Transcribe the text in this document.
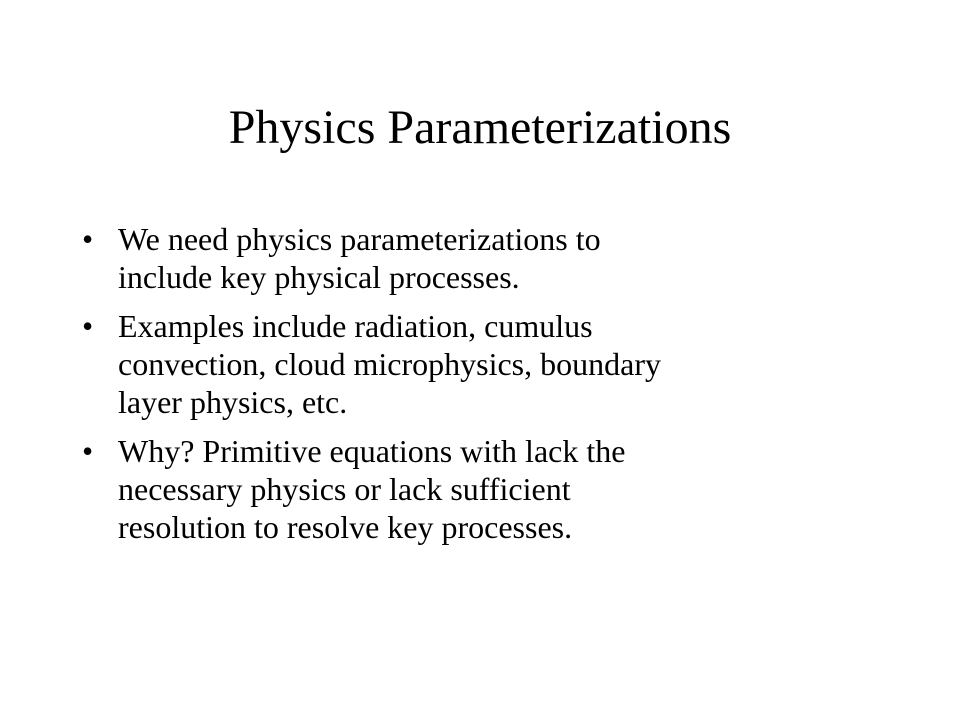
Physics Parameterizations
• We need physics parameterizations to
include key physical processes.
• Examples include radiation, cumulus
convection, cloud microphysics, boundary
layer physics, etc.
• Why? Primitive equations with lack the
necessary physics or lack sufficient
resolution to resolve key processes.
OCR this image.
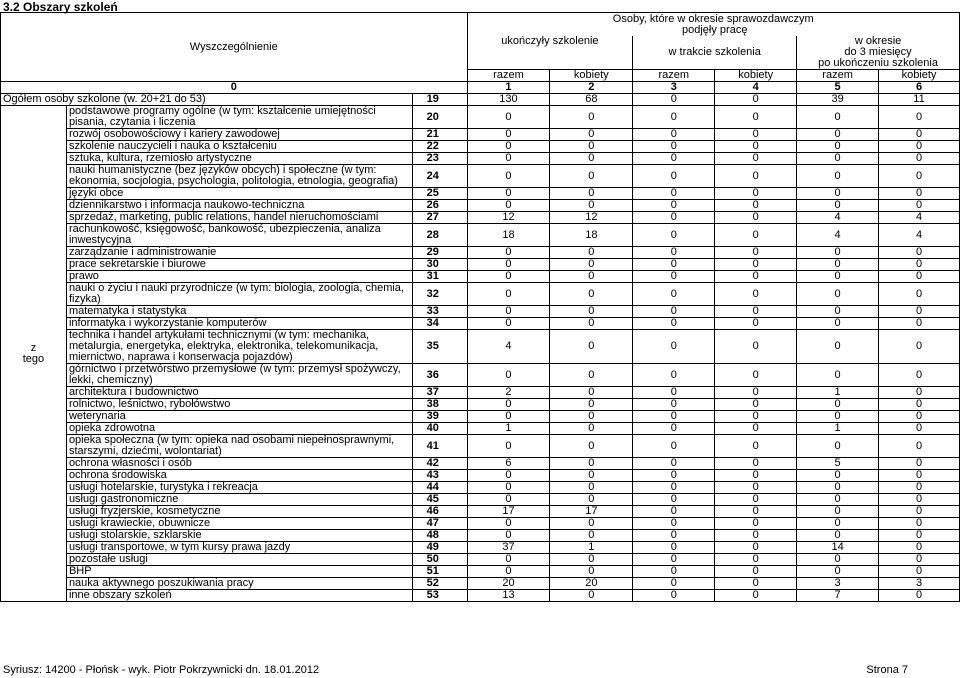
3.2 Obszary szkoleń
Wyszczególnienie			Osoby, które w okresie sprawozdawczym					
					podjęły pracę			
			ukończyły szkolenie		w trakcie szkolenia		w okresie
do 3 miesięcy
po ukończeniu szkolenia	

			razem	kobiety	razem	kobiety	razem	kobiety
0			1	2	3	4	5	6
Ogółem osoby szkolone (w. 20+21 do 53)		19	130	68	0	0	39	11

z
tego	podstawowe programy ogólne (w tym: kształcenie umiejętności pisania, czytania i liczenia	20	0	0	0	0	0	0
	rozwój osobowościowy i kariery zawodowej	21	0	0	0	0	0	0
	szkolenie nauczycieli i nauka o kształceniu	22	0	0	0	0	0	0
	sztuka, kultura, rzemiosło artystyczne	23	0	0	0	0	0	0
	nauki humanistyczne (bez języków obcych) i społeczne (w tym: ekonomia, socjologia, psychologia, politologia, etnologia, geografia)	24	0	0	0	0	0	0
	języki obce	25	0	0	0	0	0	0
	dziennikarstwo i informacja naukowo-techniczna	26	0	0	0	0	0	0
	sprzedaż, marketing, public relations, handel nieruchomościami	27	12	12	0	0	4	4
	rachunkowość, księgowość, bankowość, ubezpieczenia, analiza inwestycyjna	28	18	18	0	0	4	4
	zarządzanie i administrowanie	29	0	0	0	0	0	0
	prace sekretarskie i biurowe	30	0	0	0	0	0	0
	prawo	31	0	0	0	0	0	0
	nauki o życiu i nauki przyrodnicze (w tym: biologia, zoologia, chemia, fizyka)	32	0	0	0	0	0	0
	matematyka i statystyka	33	0	0	0	0	0	0
	informatyka i wykorzystanie komputerów	34	0	0	0	0	0	0
	technika i handel artykułami technicznymi (w tym: mechanika, metalurgia, energetyka, elektryka, elektronika, telekomunikacja, miernictwo, naprawa i konserwacja pojazdów)	35	4	0	0	0	0	0
	górnictwo i przetwórstwo przemysłowe (w tym: przemysł spożywczy, lekki, chemiczny)	36	0	0	0	0	0	0
	architektura i budownictwo	37	2	0	0	0	1	0
	rolnictwo, leśnictwo, rybołówstwo	38	0	0	0	0	0	0
	weterynaria	39	0	0	0	0	0	0
	opieka zdrowotna	40	1	0	0	0	1	0
	opieka społeczna (w tym: opieka nad osobami niepełnosprawnymi, starszymi, dziećmi, wolontariat)	41	0	0	0	0	0	0
	ochrona własności i osób	42	6	0	0	0	5	0
	ochrona środowiska	43	0	0	0	0	0	0
	usługi hotelarskie, turystyka i rekreacja	44	0	0	0	0	0	0
	usługi gastronomiczne	45	0	0	0	0	0	0
	usługi fryzjerskie, kosmetyczne	46	17	17	0	0	0	0
	usługi krawieckie, obuwnicze	47	0	0	0	0	0	0
	usługi stolarskie, szklarskie	48	0	0	0	0	0	0
	usługi transportowe, w tym kursy prawa jazdy	49	37	1	0	0	14	0
	pozostałe usługi	50	0	0	0	0	0	0
	BHP	51	0	0	0	0	0	0
	nauka aktywnego poszukiwania pracy	52	20	20	0	0	3	3
	inne obszary szkoleń	53	13	0	0	0	7	0
Syriusz: 14200 - Płońsk - wyk. Piotr Pokrzywnicki dn. 18.01.2012	Strona 7
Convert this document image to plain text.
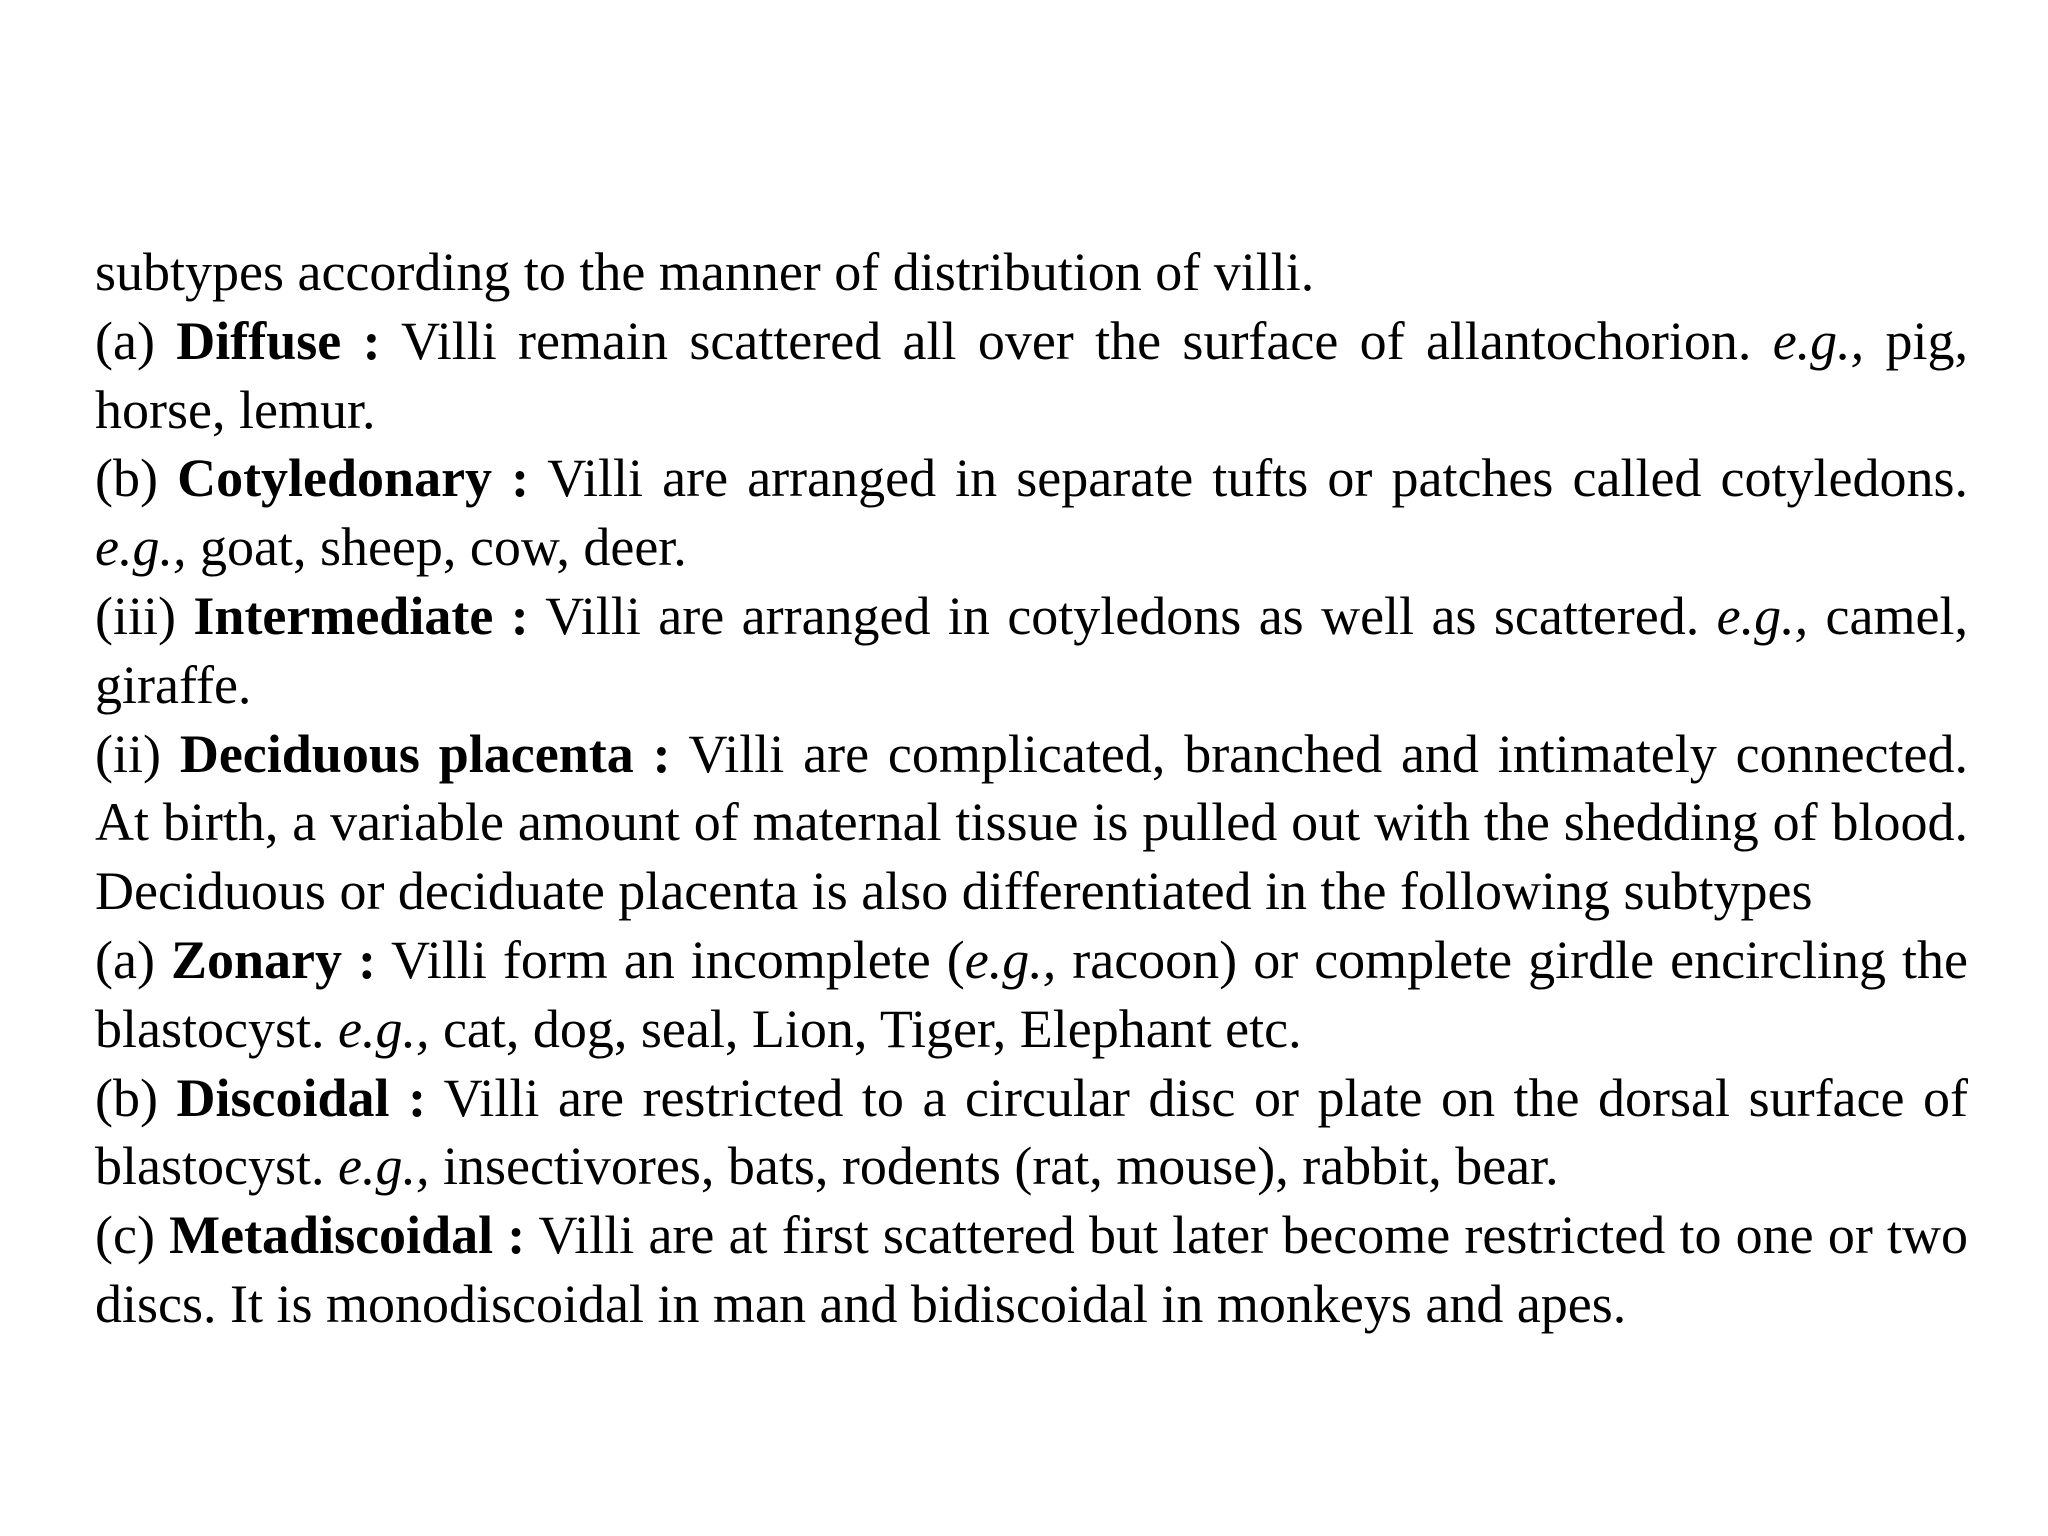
subtypes according to the manner of distribution of villi.

(a) Diffuse : Villi remain scattered all over the surface of allantochorion. e.g., pig, horse, lemur.

(b) Cotyledonary : Villi are arranged in separate tufts or patches called cotyledons. e.g., goat, sheep, cow, deer.

(iii) Intermediate : Villi are arranged in cotyledons as well as scattered. e.g., camel, giraffe.

(ii) Deciduous placenta : Villi are complicated, branched and intimately connected. At birth, a variable amount of maternal tissue is pulled out with the shedding of blood. Deciduous or deciduate placenta is also differentiated in the following subtypes

(a) Zonary : Villi form an incomplete (e.g., racoon) or complete girdle encircling the blastocyst. e.g., cat, dog, seal, Lion, Tiger, Elephant etc.

(b) Discoidal : Villi are restricted to a circular disc or plate on the dorsal surface of blastocyst. e.g., insectivores, bats, rodents (rat, mouse), rabbit, bear.

(c) Metadiscoidal : Villi are at first scattered but later become restricted to one or two discs. It is monodiscoidal in man and bidiscoidal in monkeys and apes.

━━━━━━━━━━━━━━━━━━━━━━━━━━━━━━

To be done ->
Set down every record once more, word for word, without pictures.

The result ->
Transcribe the text in this document.
Physics Parameterizations
• We need physics parameterizations to
include key physical processes.
• Examples include radiation, cumulus
convection, cloud microphysics, boundary
layer physics, etc.
• Why? Primitive equations with lack the
necessary physics or lack sufficient
resolution to resolve key processes.
OCR this image.
3.2 Obszary szkoleń
Wyszczególnienie			Osoby, które w okresie sprawozdawczym					
					podjęły pracę			
			ukończyły szkolenie		w trakcie szkolenia		w okresie
do 3 miesięcy
po ukończeniu szkolenia	

			razem	kobiety	razem	kobiety	razem	kobiety
0			1	2	3	4	5	6
Ogółem osoby szkolone (w. 20+21 do 53)		19	130	68	0	0	39	11

z
tego	podstawowe programy ogólne (w tym: kształcenie umiejętności pisania, czytania i liczenia	20	0	0	0	0	0	0
	rozwój osobowościowy i kariery zawodowej	21	0	0	0	0	0	0
	szkolenie nauczycieli i nauka o kształceniu	22	0	0	0	0	0	0
	sztuka, kultura, rzemiosło artystyczne	23	0	0	0	0	0	0
	nauki humanistyczne (bez języków obcych) i społeczne (w tym: ekonomia, socjologia, psychologia, politologia, etnologia, geografia)	24	0	0	0	0	0	0
	języki obce	25	0	0	0	0	0	0
	dziennikarstwo i informacja naukowo-techniczna	26	0	0	0	0	0	0
	sprzedaż, marketing, public relations, handel nieruchomościami	27	12	12	0	0	4	4
	rachunkowość, księgowość, bankowość, ubezpieczenia, analiza inwestycyjna	28	18	18	0	0	4	4
	zarządzanie i administrowanie	29	0	0	0	0	0	0
	prace sekretarskie i biurowe	30	0	0	0	0	0	0
	prawo	31	0	0	0	0	0	0
	nauki o życiu i nauki przyrodnicze (w tym: biologia, zoologia, chemia, fizyka)	32	0	0	0	0	0	0
	matematyka i statystyka	33	0	0	0	0	0	0
	informatyka i wykorzystanie komputerów	34	0	0	0	0	0	0
	technika i handel artykułami technicznymi (w tym: mechanika, metalurgia, energetyka, elektryka, elektronika, telekomunikacja, miernictwo, naprawa i konserwacja pojazdów)	35	4	0	0	0	0	0
	górnictwo i przetwórstwo przemysłowe (w tym: przemysł spożywczy, lekki, chemiczny)	36	0	0	0	0	0	0
	architektura i budownictwo	37	2	0	0	0	1	0
	rolnictwo, leśnictwo, rybołówstwo	38	0	0	0	0	0	0
	weterynaria	39	0	0	0	0	0	0
	opieka zdrowotna	40	1	0	0	0	1	0
	opieka społeczna (w tym: opieka nad osobami niepełnosprawnymi, starszymi, dziećmi, wolontariat)	41	0	0	0	0	0	0
	ochrona własności i osób	42	6	0	0	0	5	0
	ochrona środowiska	43	0	0	0	0	0	0
	usługi hotelarskie, turystyka i rekreacja	44	0	0	0	0	0	0
	usługi gastronomiczne	45	0	0	0	0	0	0
	usługi fryzjerskie, kosmetyczne	46	17	17	0	0	0	0
	usługi krawieckie, obuwnicze	47	0	0	0	0	0	0
	usługi stolarskie, szklarskie	48	0	0	0	0	0	0
	usługi transportowe, w tym kursy prawa jazdy	49	37	1	0	0	14	0
	pozostałe usługi	50	0	0	0	0	0	0
	BHP	51	0	0	0	0	0	0
	nauka aktywnego poszukiwania pracy	52	20	20	0	0	3	3
	inne obszary szkoleń	53	13	0	0	0	7	0
Syriusz: 14200 - Płońsk - wyk. Piotr Pokrzywnicki dn. 18.01.2012	Strona 7
Convert this document image to plain text.
subtypes according to the manner of distribution of villi.

(a) Diffuse : Villi remain scattered all over the surface of allantochorion. e.g., pig, horse, lemur.

(b) Cotyledonary : Villi are arranged in separate tufts or patches called cotyledons. e.g., goat, sheep, cow, deer.

(iii) Intermediate : Villi are arranged in cotyledons as well as scattered. e.g., camel, giraffe.

(ii) Deciduous placenta : Villi are complicated, branched and intimately connected. At birth, a variable amount of maternal tissue is pulled out with the shedding of blood. Deciduous or deciduate placenta is also differentiated in the following subtypes

(a) Zonary : Villi form an incomplete (e.g., racoon) or complete girdle encircling the blastocyst. e.g., cat, dog, seal, Lion, Tiger, Elephant etc.

(b) Discoidal : Villi are restricted to a circular disc or plate on the dorsal surface of blastocyst. e.g., insectivores, bats, rodents (rat, mouse), rabbit, bear.

(c) Metadiscoidal : Villi are at first scattered but later become restricted to one or two discs. It is monodiscoidal in man and bidiscoidal in monkeys and apes.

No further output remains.